• _Provided material_:
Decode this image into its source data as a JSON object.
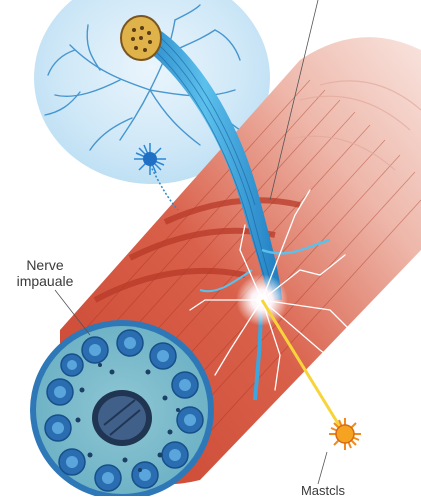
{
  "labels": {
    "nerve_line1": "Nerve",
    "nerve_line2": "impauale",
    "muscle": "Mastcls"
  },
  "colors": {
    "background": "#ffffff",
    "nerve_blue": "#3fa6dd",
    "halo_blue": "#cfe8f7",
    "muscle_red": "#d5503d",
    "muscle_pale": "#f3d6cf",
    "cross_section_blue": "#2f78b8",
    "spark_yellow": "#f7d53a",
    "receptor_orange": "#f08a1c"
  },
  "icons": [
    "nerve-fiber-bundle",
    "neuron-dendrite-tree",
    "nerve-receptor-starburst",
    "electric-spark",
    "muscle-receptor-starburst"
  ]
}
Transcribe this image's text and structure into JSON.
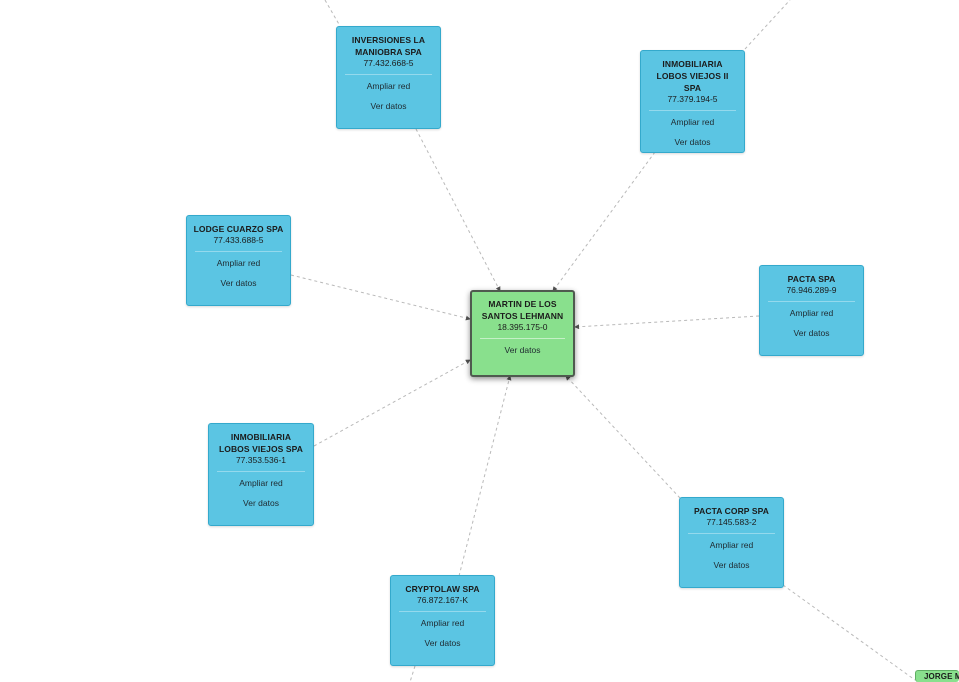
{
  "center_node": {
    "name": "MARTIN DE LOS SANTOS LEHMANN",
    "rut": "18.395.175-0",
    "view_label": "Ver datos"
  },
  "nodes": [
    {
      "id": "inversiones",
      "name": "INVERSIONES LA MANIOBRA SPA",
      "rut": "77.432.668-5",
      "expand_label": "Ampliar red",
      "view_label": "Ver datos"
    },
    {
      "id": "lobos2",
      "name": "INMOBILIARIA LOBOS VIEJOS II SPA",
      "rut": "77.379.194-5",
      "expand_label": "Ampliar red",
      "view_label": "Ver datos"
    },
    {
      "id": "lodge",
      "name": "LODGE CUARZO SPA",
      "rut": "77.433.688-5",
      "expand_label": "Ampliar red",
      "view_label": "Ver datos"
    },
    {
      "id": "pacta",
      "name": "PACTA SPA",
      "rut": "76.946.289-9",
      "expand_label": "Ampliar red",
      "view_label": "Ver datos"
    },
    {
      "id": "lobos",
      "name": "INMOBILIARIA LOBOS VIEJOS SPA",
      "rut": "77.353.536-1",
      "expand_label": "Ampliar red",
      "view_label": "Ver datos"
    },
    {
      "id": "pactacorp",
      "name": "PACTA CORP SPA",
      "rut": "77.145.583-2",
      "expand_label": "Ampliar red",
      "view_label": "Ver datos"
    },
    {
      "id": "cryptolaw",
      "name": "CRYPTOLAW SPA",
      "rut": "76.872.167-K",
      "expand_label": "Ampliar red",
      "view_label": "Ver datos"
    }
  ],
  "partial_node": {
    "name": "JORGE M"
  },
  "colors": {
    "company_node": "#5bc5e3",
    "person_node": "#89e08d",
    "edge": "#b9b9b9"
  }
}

• _Goal of the exercise_: Using the records above, output their complete text exactly, minus any images.

• _Final answer_:
Decode this image into its source data as a JSON object.
{
  "labels": {
    "nerve_line1": "Nerve",
    "nerve_line2": "impauale",
    "muscle": "Mastcls"
  },
  "colors": {
    "background": "#ffffff",
    "nerve_blue": "#3fa6dd",
    "halo_blue": "#cfe8f7",
    "muscle_red": "#d5503d",
    "muscle_pale": "#f3d6cf",
    "cross_section_blue": "#2f78b8",
    "spark_yellow": "#f7d53a",
    "receptor_orange": "#f08a1c"
  },
  "icons": [
    "nerve-fiber-bundle",
    "neuron-dendrite-tree",
    "nerve-receptor-starburst",
    "electric-spark",
    "muscle-receptor-starburst"
  ]
}
Transcribe this image's text and structure into JSON.
{
  "center_node": {
    "name": "MARTIN DE LOS SANTOS LEHMANN",
    "rut": "18.395.175-0",
    "view_label": "Ver datos"
  },
  "nodes": [
    {
      "id": "inversiones",
      "name": "INVERSIONES LA MANIOBRA SPA",
      "rut": "77.432.668-5",
      "expand_label": "Ampliar red",
      "view_label": "Ver datos"
    },
    {
      "id": "lobos2",
      "name": "INMOBILIARIA LOBOS VIEJOS II SPA",
      "rut": "77.379.194-5",
      "expand_label": "Ampliar red",
      "view_label": "Ver datos"
    },
    {
      "id": "lodge",
      "name": "LODGE CUARZO SPA",
      "rut": "77.433.688-5",
      "expand_label": "Ampliar red",
      "view_label": "Ver datos"
    },
    {
      "id": "pacta",
      "name": "PACTA SPA",
      "rut": "76.946.289-9",
      "expand_label": "Ampliar red",
      "view_label": "Ver datos"
    },
    {
      "id": "lobos",
      "name": "INMOBILIARIA LOBOS VIEJOS SPA",
      "rut": "77.353.536-1",
      "expand_label": "Ampliar red",
      "view_label": "Ver datos"
    },
    {
      "id": "pactacorp",
      "name": "PACTA CORP SPA",
      "rut": "77.145.583-2",
      "expand_label": "Ampliar red",
      "view_label": "Ver datos"
    },
    {
      "id": "cryptolaw",
      "name": "CRYPTOLAW SPA",
      "rut": "76.872.167-K",
      "expand_label": "Ampliar red",
      "view_label": "Ver datos"
    }
  ],
  "partial_node": {
    "name": "JORGE M"
  },
  "colors": {
    "company_node": "#5bc5e3",
    "person_node": "#89e08d",
    "edge": "#b9b9b9"
  }
}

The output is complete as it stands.